**Work required:** Copy every line in which the string "κήπου" occurs.

+++

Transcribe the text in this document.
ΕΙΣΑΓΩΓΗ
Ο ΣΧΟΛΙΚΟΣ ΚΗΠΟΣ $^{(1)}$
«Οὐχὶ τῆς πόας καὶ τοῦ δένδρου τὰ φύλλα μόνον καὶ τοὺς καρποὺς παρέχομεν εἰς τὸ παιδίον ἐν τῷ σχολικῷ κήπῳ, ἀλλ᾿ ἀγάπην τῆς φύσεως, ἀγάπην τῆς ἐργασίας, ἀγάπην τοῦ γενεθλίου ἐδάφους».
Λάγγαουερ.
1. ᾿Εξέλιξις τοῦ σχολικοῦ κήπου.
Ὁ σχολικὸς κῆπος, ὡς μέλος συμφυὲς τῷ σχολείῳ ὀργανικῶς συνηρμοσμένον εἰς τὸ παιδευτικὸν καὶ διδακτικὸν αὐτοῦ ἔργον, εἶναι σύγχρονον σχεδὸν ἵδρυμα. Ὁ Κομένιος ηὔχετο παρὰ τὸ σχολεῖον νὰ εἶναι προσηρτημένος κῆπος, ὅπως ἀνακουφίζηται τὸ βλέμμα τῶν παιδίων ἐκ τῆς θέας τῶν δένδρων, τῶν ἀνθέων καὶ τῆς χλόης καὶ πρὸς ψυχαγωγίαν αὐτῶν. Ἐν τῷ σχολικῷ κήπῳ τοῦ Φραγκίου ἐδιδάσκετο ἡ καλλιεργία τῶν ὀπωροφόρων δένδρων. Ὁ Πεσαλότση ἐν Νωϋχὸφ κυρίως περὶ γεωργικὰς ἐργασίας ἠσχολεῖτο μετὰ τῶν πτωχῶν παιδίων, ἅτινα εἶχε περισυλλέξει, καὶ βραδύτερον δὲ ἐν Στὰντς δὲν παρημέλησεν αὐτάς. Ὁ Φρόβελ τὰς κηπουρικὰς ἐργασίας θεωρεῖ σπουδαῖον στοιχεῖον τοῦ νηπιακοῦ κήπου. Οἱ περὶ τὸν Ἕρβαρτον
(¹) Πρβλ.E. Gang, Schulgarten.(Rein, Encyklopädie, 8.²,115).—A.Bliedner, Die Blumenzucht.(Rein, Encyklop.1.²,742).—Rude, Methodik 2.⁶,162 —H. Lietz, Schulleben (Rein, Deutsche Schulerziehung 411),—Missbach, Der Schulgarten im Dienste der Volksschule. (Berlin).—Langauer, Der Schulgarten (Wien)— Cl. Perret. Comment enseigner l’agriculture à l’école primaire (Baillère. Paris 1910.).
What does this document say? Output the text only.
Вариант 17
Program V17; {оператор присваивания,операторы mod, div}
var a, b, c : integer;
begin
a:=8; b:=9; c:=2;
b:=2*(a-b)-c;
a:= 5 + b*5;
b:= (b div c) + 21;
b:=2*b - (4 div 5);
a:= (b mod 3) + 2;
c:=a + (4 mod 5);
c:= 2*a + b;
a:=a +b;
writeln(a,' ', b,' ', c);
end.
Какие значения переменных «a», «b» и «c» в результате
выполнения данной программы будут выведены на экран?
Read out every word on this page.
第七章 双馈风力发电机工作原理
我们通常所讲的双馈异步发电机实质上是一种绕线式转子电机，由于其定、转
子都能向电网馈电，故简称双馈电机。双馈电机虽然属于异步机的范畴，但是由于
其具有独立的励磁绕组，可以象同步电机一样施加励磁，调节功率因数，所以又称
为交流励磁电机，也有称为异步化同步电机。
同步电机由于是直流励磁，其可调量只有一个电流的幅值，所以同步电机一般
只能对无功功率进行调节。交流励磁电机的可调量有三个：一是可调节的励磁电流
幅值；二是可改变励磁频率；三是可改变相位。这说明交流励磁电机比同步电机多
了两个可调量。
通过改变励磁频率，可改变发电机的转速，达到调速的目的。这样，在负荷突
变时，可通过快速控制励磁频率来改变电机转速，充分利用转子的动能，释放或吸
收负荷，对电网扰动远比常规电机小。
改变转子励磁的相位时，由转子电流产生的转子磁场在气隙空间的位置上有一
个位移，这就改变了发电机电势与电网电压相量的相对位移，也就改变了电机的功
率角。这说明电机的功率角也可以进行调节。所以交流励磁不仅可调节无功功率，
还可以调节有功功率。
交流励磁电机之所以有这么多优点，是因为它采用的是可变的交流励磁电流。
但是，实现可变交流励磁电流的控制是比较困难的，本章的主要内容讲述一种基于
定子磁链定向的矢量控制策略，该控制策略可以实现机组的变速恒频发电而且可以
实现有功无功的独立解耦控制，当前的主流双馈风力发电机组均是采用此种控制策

+++

**Exercise solution:**
1. ᾿Εξέλιξις τοῦ σχολικοῦ κήπου.
Ὁ σχολικὸς κῆπος, ὡς μέλος συμφυὲς τῷ σχολείῳ ὀργανικῶς συνηρμοσμένον εἰς τὸ παιδευτικὸν καὶ διδακτικὸν αὐτοῦ ἔργον, εἶναι σύγχρονον σχεδὸν ἵδρυμα. Ὁ Κομένιος ηὔχετο παρὰ τὸ σχολεῖον νὰ εἶναι προσηρτημένος κῆπος, ὅπως ἀνακουφίζηται τὸ βλέμμα τῶν παιδίων ἐκ τῆς θέας τῶν δένδρων, τῶν ἀνθέων καὶ τῆς χλόης καὶ πρὸς ψυχαγωγίαν αὐτῶν. Ἐν τῷ σχολικῷ κήπῳ τοῦ Φραγκίου ἐδιδάσκετο ἡ καλλιεργία τῶν ὀπωροφόρων δένδρων. Ὁ Πεσαλότση ἐν Νωϋχὸφ κυρίως περὶ γεωργικὰς ἐργασίας ἠσχολεῖτο μετὰ τῶν πτωχῶν παιδίων, ἅτινα εἶχε περισυλλέξει, καὶ βραδύτερον δὲ ἐν Στὰντς δὲν παρημέλησεν αὐτάς. Ὁ Φρόβελ τὰς κηπουρικὰς ἐργασίας θεωρεῖ σπουδαῖον στοιχεῖον τοῦ νηπιακοῦ κήπου. Οἱ περὶ τὸν Ἕρβαρτον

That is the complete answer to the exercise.